# DATASET ROWS
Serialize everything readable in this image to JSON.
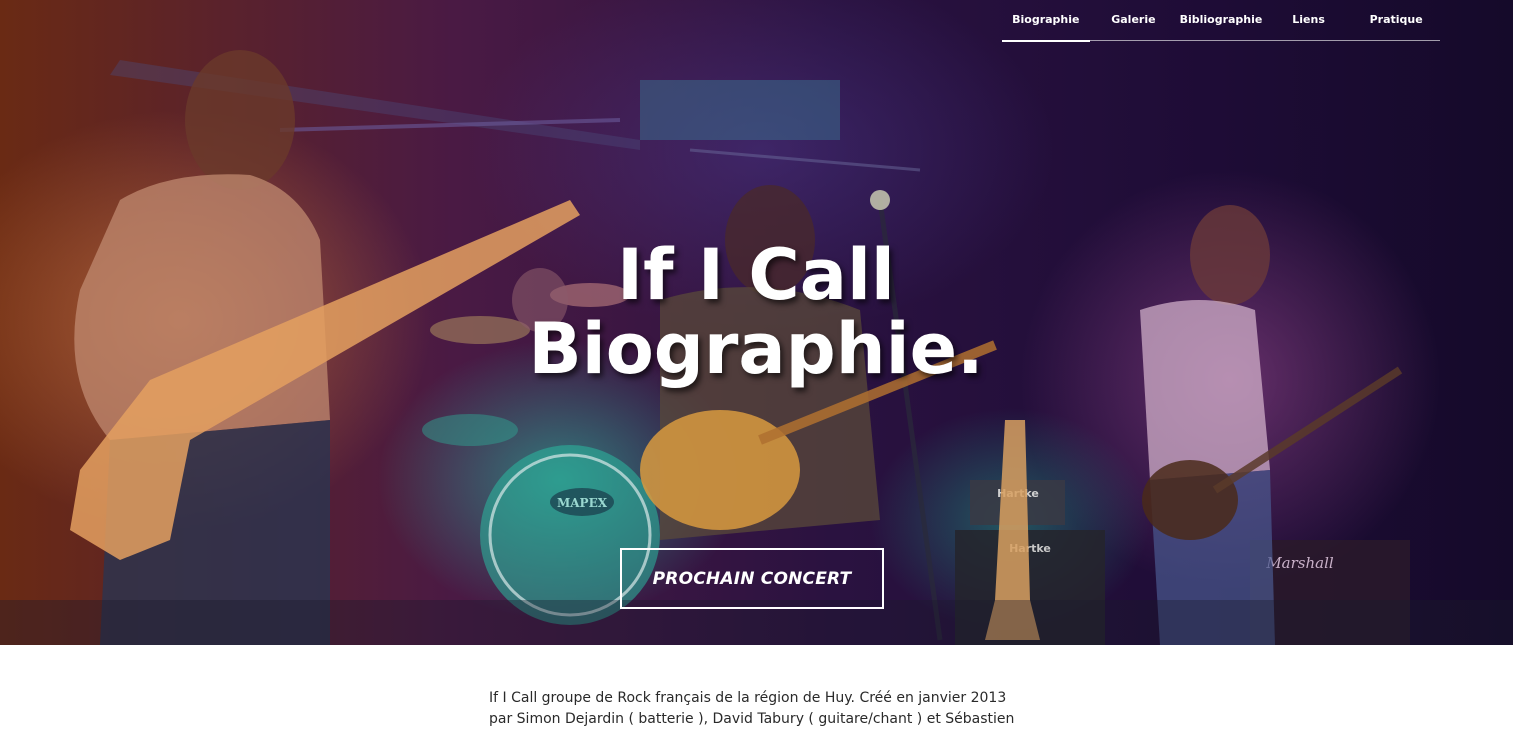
{
  "nav": {
    "items": [
      {
        "label": "Biographie",
        "active": true
      },
      {
        "label": "Galerie",
        "active": false
      },
      {
        "label": "Bibliographie",
        "active": false
      },
      {
        "label": "Liens",
        "active": false
      },
      {
        "label": "Pratique",
        "active": false
      }
    ]
  },
  "hero": {
    "title_line1": "If I Call",
    "title_line2": "Biographie.",
    "cta_label": "PROCHAIN CONCERT",
    "image_description_icon": "band-photo",
    "image_text": {
      "drum_logo": "MAPEX",
      "amp1": "Hartke",
      "amp2": "Hartke",
      "amp_brand": "Marshall"
    }
  },
  "content": {
    "paragraph_line1": "If I Call groupe de Rock français de la région de Huy. Créé en janvier 2013",
    "paragraph_line2": "par Simon Dejardin ( batterie ), David Tabury ( guitare/chant ) et Sébastien"
  },
  "colors": {
    "text_light": "#ffffff",
    "body_text": "#2a2a2a"
  }
}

# SHORT TASK
Leave images out of the retyped records; keep all else exact.

# RESULT OF THIS TASK
Serialize everything readable in this image to JSON.
{
  "nav": {
    "items": [
      {
        "label": "Biographie",
        "active": true
      },
      {
        "label": "Galerie",
        "active": false
      },
      {
        "label": "Bibliographie",
        "active": false
      },
      {
        "label": "Liens",
        "active": false
      },
      {
        "label": "Pratique",
        "active": false
      }
    ]
  },
  "hero": {
    "title_line1": "If I Call",
    "title_line2": "Biographie.",
    "cta_label": "PROCHAIN CONCERT",
    "image_description_icon": "band-photo",
    "image_text": {
      "drum_logo": "MAPEX",
      "amp1": "Hartke",
      "amp2": "Hartke",
      "amp_brand": "Marshall"
    }
  },
  "content": {
    "paragraph_line1": "If I Call groupe de Rock français de la région de Huy. Créé en janvier 2013",
    "paragraph_line2": "par Simon Dejardin ( batterie ), David Tabury ( guitare/chant ) et Sébastien"
  },
  "colors": {
    "text_light": "#ffffff",
    "body_text": "#2a2a2a"
  }
}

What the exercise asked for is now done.